**Exercise details**
In the listing below, identify each line with the word "this" and return those lines.

**Information shown**
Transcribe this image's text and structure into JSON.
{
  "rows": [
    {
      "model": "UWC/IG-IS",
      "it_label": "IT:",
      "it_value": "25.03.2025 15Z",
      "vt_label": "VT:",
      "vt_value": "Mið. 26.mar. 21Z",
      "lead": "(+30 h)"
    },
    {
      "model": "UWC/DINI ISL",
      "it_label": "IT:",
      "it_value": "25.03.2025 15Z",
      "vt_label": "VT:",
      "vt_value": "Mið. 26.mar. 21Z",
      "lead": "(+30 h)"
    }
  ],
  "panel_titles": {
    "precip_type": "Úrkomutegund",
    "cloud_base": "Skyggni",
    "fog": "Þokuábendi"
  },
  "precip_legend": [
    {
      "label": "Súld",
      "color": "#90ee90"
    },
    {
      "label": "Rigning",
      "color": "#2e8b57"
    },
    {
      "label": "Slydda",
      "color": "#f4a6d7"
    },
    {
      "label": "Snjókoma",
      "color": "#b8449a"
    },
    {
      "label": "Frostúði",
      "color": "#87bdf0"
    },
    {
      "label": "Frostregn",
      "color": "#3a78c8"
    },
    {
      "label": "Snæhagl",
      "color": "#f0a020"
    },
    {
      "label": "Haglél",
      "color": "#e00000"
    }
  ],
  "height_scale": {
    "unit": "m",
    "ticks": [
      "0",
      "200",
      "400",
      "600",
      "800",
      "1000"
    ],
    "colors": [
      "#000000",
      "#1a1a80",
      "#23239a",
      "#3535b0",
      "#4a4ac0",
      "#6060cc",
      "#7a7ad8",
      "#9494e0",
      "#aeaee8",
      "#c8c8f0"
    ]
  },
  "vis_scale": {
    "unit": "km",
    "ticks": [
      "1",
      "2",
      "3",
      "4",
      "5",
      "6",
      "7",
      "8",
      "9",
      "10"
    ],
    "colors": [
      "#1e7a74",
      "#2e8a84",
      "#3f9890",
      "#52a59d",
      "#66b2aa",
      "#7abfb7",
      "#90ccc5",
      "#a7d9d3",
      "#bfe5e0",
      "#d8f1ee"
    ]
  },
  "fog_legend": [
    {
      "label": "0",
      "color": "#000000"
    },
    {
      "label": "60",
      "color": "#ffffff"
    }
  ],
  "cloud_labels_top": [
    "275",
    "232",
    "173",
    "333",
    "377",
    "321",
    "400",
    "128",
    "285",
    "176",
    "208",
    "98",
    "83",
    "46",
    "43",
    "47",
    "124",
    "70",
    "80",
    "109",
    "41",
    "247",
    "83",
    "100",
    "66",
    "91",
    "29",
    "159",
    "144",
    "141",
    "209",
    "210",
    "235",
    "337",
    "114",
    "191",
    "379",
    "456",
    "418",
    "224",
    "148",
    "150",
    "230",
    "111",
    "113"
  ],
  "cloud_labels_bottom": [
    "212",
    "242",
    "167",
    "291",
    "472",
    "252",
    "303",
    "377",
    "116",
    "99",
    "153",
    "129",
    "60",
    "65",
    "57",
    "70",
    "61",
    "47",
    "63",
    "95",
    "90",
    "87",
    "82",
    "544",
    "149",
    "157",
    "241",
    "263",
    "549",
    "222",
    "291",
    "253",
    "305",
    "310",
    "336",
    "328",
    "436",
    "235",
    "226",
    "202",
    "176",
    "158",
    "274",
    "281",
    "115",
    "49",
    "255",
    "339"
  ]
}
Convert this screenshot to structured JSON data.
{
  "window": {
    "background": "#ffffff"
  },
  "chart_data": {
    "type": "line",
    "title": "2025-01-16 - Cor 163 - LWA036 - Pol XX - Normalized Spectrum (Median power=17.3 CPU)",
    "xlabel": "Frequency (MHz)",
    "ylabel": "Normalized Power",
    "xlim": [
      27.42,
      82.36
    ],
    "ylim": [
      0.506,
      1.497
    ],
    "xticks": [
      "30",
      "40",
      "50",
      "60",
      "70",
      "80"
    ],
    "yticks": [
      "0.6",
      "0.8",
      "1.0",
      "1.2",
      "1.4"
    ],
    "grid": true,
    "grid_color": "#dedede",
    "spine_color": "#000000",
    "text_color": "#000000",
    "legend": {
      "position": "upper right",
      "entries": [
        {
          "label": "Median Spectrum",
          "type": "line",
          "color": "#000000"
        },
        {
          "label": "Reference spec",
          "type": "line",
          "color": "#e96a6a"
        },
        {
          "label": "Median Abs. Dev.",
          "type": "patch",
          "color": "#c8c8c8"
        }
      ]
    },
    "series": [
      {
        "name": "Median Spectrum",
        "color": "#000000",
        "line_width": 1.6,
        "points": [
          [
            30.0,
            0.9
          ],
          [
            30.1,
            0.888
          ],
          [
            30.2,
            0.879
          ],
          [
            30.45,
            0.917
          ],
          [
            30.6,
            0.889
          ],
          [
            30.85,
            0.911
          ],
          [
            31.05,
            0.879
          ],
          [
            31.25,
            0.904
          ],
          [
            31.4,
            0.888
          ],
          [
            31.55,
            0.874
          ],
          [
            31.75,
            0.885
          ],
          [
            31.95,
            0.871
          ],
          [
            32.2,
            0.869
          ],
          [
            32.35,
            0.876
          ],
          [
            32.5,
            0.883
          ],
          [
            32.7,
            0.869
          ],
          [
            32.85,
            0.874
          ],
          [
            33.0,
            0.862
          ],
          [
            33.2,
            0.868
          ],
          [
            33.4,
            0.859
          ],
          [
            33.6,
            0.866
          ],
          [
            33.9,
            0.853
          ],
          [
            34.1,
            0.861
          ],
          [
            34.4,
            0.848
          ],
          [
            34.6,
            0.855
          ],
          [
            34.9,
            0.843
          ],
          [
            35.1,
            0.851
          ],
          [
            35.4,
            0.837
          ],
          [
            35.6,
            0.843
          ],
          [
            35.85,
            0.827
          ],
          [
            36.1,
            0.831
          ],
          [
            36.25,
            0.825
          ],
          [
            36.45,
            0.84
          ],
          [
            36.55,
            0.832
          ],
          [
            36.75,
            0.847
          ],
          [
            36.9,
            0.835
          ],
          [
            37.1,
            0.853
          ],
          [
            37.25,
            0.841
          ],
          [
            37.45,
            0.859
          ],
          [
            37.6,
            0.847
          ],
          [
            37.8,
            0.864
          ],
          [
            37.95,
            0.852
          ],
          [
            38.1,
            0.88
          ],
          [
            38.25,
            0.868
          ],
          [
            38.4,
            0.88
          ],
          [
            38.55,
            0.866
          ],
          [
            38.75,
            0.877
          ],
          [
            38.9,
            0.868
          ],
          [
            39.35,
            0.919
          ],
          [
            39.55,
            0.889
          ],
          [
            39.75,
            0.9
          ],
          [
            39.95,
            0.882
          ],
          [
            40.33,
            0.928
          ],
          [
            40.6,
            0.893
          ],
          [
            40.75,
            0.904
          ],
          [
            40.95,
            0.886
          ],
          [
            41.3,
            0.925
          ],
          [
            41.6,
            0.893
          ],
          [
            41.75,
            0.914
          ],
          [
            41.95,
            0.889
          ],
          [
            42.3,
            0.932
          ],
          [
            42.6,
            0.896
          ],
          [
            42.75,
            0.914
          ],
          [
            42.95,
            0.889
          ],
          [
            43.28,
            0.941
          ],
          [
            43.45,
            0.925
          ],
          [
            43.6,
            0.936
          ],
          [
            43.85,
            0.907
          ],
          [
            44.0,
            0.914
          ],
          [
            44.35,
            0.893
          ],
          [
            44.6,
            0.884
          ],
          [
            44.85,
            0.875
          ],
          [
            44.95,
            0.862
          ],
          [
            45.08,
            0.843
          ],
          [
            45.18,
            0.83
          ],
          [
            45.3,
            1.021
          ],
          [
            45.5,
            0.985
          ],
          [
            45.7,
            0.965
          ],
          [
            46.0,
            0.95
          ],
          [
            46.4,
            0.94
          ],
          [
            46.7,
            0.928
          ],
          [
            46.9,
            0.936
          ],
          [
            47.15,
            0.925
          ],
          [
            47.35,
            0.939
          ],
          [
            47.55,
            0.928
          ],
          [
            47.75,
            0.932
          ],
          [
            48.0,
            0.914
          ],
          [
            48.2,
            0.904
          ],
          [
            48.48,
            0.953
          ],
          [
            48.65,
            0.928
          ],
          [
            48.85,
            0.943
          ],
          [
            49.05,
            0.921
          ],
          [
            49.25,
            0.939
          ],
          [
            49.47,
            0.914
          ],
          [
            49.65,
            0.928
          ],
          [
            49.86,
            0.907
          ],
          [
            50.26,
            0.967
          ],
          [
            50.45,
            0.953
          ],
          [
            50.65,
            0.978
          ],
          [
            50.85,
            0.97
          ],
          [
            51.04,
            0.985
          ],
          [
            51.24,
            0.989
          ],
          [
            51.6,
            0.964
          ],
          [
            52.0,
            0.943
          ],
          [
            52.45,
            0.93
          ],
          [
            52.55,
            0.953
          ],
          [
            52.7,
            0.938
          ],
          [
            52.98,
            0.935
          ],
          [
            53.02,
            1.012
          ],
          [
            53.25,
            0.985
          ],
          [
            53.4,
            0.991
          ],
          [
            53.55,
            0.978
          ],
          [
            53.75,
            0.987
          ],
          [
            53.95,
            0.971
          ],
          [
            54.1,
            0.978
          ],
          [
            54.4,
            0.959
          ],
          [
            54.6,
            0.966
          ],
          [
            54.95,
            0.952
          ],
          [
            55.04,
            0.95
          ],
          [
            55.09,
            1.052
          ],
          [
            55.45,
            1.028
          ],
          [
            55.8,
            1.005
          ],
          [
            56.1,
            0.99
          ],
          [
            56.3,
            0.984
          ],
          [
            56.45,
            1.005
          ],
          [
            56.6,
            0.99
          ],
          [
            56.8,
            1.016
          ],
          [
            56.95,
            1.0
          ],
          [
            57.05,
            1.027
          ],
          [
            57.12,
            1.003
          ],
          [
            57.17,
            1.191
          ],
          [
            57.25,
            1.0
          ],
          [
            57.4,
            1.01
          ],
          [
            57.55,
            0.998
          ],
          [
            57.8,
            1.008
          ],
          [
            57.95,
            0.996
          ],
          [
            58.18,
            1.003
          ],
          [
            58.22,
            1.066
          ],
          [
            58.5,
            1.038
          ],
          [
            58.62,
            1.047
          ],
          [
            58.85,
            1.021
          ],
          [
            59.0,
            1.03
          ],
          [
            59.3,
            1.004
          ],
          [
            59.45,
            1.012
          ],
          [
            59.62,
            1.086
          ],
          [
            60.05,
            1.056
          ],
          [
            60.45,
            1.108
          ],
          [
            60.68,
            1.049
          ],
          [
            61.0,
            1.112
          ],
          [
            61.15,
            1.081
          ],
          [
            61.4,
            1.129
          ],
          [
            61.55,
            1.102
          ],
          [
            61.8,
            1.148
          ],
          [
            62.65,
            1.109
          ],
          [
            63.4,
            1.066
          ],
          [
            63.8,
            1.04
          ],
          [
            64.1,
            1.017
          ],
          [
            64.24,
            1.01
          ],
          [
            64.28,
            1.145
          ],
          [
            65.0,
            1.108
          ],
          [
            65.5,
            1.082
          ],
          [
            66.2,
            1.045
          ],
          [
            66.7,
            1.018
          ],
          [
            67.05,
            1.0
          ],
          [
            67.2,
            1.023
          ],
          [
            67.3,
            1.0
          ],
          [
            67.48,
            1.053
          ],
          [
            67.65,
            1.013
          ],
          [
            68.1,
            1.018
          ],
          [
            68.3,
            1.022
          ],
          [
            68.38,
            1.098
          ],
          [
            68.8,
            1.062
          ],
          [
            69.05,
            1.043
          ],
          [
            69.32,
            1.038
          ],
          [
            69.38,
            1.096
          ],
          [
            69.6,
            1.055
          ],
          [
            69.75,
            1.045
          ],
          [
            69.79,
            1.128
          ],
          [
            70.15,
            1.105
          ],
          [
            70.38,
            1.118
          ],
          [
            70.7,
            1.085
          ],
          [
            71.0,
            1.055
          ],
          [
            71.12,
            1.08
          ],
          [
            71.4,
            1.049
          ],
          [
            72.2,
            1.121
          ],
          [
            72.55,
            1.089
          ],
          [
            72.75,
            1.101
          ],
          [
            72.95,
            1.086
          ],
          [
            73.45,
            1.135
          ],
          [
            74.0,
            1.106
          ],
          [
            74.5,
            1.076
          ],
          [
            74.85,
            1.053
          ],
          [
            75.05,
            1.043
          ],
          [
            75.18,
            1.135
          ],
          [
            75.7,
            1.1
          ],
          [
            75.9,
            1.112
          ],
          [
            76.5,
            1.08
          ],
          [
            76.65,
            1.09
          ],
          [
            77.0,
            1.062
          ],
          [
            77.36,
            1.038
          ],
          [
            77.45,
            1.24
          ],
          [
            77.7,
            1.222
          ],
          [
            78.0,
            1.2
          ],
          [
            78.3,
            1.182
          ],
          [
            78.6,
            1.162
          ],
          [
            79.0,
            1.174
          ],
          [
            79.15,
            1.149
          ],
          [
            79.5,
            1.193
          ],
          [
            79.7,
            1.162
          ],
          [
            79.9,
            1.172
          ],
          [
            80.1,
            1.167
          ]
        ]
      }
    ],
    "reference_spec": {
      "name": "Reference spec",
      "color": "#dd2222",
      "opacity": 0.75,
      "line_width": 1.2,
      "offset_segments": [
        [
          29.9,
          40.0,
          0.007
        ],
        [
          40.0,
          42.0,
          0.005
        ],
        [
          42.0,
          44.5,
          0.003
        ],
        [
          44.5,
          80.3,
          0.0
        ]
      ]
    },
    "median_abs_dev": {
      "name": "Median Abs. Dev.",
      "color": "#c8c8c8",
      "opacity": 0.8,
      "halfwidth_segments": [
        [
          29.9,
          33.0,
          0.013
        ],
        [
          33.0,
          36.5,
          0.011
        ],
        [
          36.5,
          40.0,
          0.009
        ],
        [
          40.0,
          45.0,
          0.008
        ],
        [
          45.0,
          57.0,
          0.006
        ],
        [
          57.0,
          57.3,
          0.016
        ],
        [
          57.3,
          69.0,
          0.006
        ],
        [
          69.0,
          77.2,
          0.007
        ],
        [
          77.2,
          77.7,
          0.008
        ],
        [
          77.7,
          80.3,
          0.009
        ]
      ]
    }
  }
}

**Full answer**
Transcribe this image's text and structure into JSON.
Convert this screenshot to structured JSON data.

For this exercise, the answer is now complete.